Task to carry out> Scan the data below. Pull out each line where "JSON" occurs.

Extracted information>
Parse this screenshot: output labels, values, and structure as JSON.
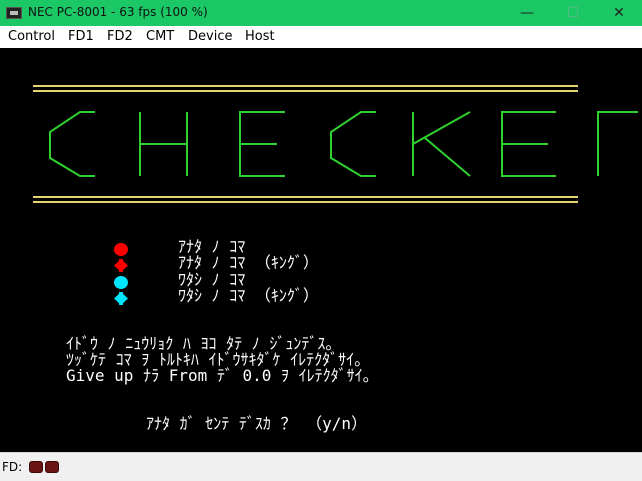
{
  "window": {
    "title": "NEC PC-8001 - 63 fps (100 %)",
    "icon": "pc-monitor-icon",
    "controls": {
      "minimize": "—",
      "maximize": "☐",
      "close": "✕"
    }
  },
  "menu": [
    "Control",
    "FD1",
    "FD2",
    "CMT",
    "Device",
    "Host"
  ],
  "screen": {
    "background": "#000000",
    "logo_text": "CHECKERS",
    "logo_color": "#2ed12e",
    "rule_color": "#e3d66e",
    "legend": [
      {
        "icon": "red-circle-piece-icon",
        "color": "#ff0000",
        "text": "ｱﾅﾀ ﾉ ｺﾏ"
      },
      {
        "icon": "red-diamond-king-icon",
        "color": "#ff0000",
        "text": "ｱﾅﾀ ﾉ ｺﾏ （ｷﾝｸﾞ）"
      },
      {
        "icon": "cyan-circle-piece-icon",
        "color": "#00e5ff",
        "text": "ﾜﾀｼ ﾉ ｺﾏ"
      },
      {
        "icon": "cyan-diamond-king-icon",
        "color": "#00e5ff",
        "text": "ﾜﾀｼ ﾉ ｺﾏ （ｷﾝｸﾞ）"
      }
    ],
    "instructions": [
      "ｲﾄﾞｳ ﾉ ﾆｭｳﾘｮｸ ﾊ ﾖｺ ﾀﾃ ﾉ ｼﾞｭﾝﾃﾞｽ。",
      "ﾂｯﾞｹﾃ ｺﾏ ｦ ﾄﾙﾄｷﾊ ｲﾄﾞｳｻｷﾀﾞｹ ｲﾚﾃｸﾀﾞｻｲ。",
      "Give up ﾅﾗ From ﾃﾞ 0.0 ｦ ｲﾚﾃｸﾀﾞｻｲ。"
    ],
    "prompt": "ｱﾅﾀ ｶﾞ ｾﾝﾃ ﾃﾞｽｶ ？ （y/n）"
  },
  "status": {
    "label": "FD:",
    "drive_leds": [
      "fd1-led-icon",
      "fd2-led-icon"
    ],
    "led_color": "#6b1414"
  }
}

--

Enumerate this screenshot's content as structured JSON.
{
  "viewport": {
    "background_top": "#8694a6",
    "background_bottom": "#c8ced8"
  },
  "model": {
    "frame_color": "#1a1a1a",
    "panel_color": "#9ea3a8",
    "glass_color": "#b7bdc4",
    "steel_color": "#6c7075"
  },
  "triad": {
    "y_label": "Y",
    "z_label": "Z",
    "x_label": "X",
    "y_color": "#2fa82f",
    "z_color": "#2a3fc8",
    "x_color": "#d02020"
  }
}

Solution to this task>
Parse this screenshot: output labels, values, and structure as JSON.
Enumerate this screenshot's content as structured JSON.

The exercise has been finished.